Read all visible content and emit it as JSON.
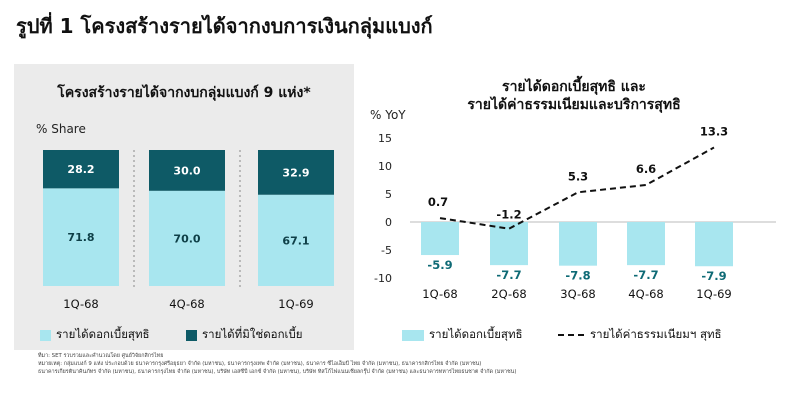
{
  "figure_title": "รูปที่ 1 โครงสร้างรายได้จากงบการเงินกลุ่มแบงก์",
  "colors": {
    "light": "#a8e6ef",
    "dark": "#0e5a66",
    "panel_bg": "#ebebeb",
    "text_dark_label": "#0e6a75"
  },
  "left_panel": {
    "title": "โครงสร้างรายได้จากงบกลุ่มแบงก์ 9 แห่ง*",
    "unit": "% Share",
    "legend_light": "รายได้ดอกเบี้ยสุทธิ",
    "legend_dark": "รายได้ที่มิใช่ดอกเบี้ย"
  },
  "right_panel": {
    "title_line1": "รายได้ดอกเบี้ยสุทธิ และ",
    "title_line2": "รายได้ค่าธรรมเนียมและบริการสุทธิ",
    "unit": "% YoY",
    "legend_bar": "รายได้ดอกเบี้ยสุทธิ",
    "legend_line": "รายได้ค่าธรรมเนียมฯ สุทธิ"
  },
  "footnotes": [
    "ที่มา: SET รวบรวมและคำนวณโดย ศูนย์วิจัยกสิกรไทย",
    "หมายเหตุ: กลุ่มแบงก์ 9 แห่ง ประกอบด้วย ธนาคารกรุงศรีอยุธยา จำกัด (มหาชน), ธนาคารกรุงเทพ จำกัด (มหาชน), ธนาคาร ซีไอเอ็มบี ไทย จำกัด (มหาชน), ธนาคารกสิกรไทย จำกัด (มหาชน)",
    "ธนาคารเกียรตินาคินภัทร จำกัด (มหาชน), ธนาคารกรุงไทย จำกัด (มหาชน), บริษัท เอสซีบี เอกซ์ จำกัด (มหาชน), บริษัท ทิสโก้ไฟแนนเชียลกรุ๊ป จำกัด (มหาชน) และธนาคารทหารไทยธนชาต จำกัด (มหาชน)"
  ],
  "chart_data": [
    {
      "type": "bar",
      "stacked": true,
      "title": "โครงสร้างรายได้จากงบกลุ่มแบงก์ 9 แห่ง*",
      "ylabel": "% Share",
      "ylim": [
        0,
        100
      ],
      "categories": [
        "1Q-68",
        "4Q-68",
        "1Q-69"
      ],
      "series": [
        {
          "name": "รายได้ดอกเบี้ยสุทธิ",
          "values": [
            71.8,
            70.0,
            67.1
          ],
          "labels": [
            "71.8",
            "70.0",
            "67.1"
          ]
        },
        {
          "name": "รายได้ที่มิใช่ดอกเบี้ย",
          "values": [
            28.2,
            30.0,
            32.9
          ],
          "labels": [
            "28.2",
            "30.0",
            "32.9"
          ]
        }
      ],
      "legend": "bottom"
    },
    {
      "type": "bar",
      "combo_line": true,
      "title": "รายได้ดอกเบี้ยสุทธิ และ รายได้ค่าธรรมเนียมและบริการสุทธิ",
      "ylabel": "% YoY",
      "ylim": [
        -10,
        15
      ],
      "yticks": [
        "-10",
        "-5",
        "0",
        "5",
        "10",
        "15"
      ],
      "categories": [
        "1Q-68",
        "2Q-68",
        "3Q-68",
        "4Q-68",
        "1Q-69"
      ],
      "series": [
        {
          "name": "รายได้ดอกเบี้ยสุทธิ",
          "kind": "bar",
          "values": [
            -5.9,
            -7.7,
            -7.8,
            -7.7,
            -7.9
          ],
          "labels": [
            "-5.9",
            "-7.7",
            "-7.8",
            "-7.7",
            "-7.9"
          ]
        },
        {
          "name": "รายได้ค่าธรรมเนียมฯ สุทธิ",
          "kind": "line",
          "style": "dashed",
          "values": [
            0.7,
            -1.2,
            5.3,
            6.6,
            13.3
          ],
          "labels": [
            "0.7",
            "-1.2",
            "5.3",
            "6.6",
            "13.3"
          ]
        }
      ],
      "legend": "bottom"
    }
  ]
}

★ ★ ★ ★

** Stated task **
Copy out all the data exactly; skip the pictures.

** Correct output **
Read all visible content and emit it as JSON.
{
  "figure_title": "รูปที่ 1 โครงสร้างรายได้จากงบการเงินกลุ่มแบงก์",
  "colors": {
    "light": "#a8e6ef",
    "dark": "#0e5a66",
    "panel_bg": "#ebebeb",
    "text_dark_label": "#0e6a75"
  },
  "left_panel": {
    "title": "โครงสร้างรายได้จากงบกลุ่มแบงก์ 9 แห่ง*",
    "unit": "% Share",
    "legend_light": "รายได้ดอกเบี้ยสุทธิ",
    "legend_dark": "รายได้ที่มิใช่ดอกเบี้ย"
  },
  "right_panel": {
    "title_line1": "รายได้ดอกเบี้ยสุทธิ และ",
    "title_line2": "รายได้ค่าธรรมเนียมและบริการสุทธิ",
    "unit": "% YoY",
    "legend_bar": "รายได้ดอกเบี้ยสุทธิ",
    "legend_line": "รายได้ค่าธรรมเนียมฯ สุทธิ"
  },
  "footnotes": [
    "ที่มา: SET รวบรวมและคำนวณโดย ศูนย์วิจัยกสิกรไทย",
    "หมายเหตุ: กลุ่มแบงก์ 9 แห่ง ประกอบด้วย ธนาคารกรุงศรีอยุธยา จำกัด (มหาชน), ธนาคารกรุงเทพ จำกัด (มหาชน), ธนาคาร ซีไอเอ็มบี ไทย จำกัด (มหาชน), ธนาคารกสิกรไทย จำกัด (มหาชน)",
    "ธนาคารเกียรตินาคินภัทร จำกัด (มหาชน), ธนาคารกรุงไทย จำกัด (มหาชน), บริษัท เอสซีบี เอกซ์ จำกัด (มหาชน), บริษัท ทิสโก้ไฟแนนเชียลกรุ๊ป จำกัด (มหาชน) และธนาคารทหารไทยธนชาต จำกัด (มหาชน)"
  ],
  "chart_data": [
    {
      "type": "bar",
      "stacked": true,
      "title": "โครงสร้างรายได้จากงบกลุ่มแบงก์ 9 แห่ง*",
      "ylabel": "% Share",
      "ylim": [
        0,
        100
      ],
      "categories": [
        "1Q-68",
        "4Q-68",
        "1Q-69"
      ],
      "series": [
        {
          "name": "รายได้ดอกเบี้ยสุทธิ",
          "values": [
            71.8,
            70.0,
            67.1
          ],
          "labels": [
            "71.8",
            "70.0",
            "67.1"
          ]
        },
        {
          "name": "รายได้ที่มิใช่ดอกเบี้ย",
          "values": [
            28.2,
            30.0,
            32.9
          ],
          "labels": [
            "28.2",
            "30.0",
            "32.9"
          ]
        }
      ],
      "legend": "bottom"
    },
    {
      "type": "bar",
      "combo_line": true,
      "title": "รายได้ดอกเบี้ยสุทธิ และ รายได้ค่าธรรมเนียมและบริการสุทธิ",
      "ylabel": "% YoY",
      "ylim": [
        -10,
        15
      ],
      "yticks": [
        "-10",
        "-5",
        "0",
        "5",
        "10",
        "15"
      ],
      "categories": [
        "1Q-68",
        "2Q-68",
        "3Q-68",
        "4Q-68",
        "1Q-69"
      ],
      "series": [
        {
          "name": "รายได้ดอกเบี้ยสุทธิ",
          "kind": "bar",
          "values": [
            -5.9,
            -7.7,
            -7.8,
            -7.7,
            -7.9
          ],
          "labels": [
            "-5.9",
            "-7.7",
            "-7.8",
            "-7.7",
            "-7.9"
          ]
        },
        {
          "name": "รายได้ค่าธรรมเนียมฯ สุทธิ",
          "kind": "line",
          "style": "dashed",
          "values": [
            0.7,
            -1.2,
            5.3,
            6.6,
            13.3
          ],
          "labels": [
            "0.7",
            "-1.2",
            "5.3",
            "6.6",
            "13.3"
          ]
        }
      ],
      "legend": "bottom"
    }
  ]
}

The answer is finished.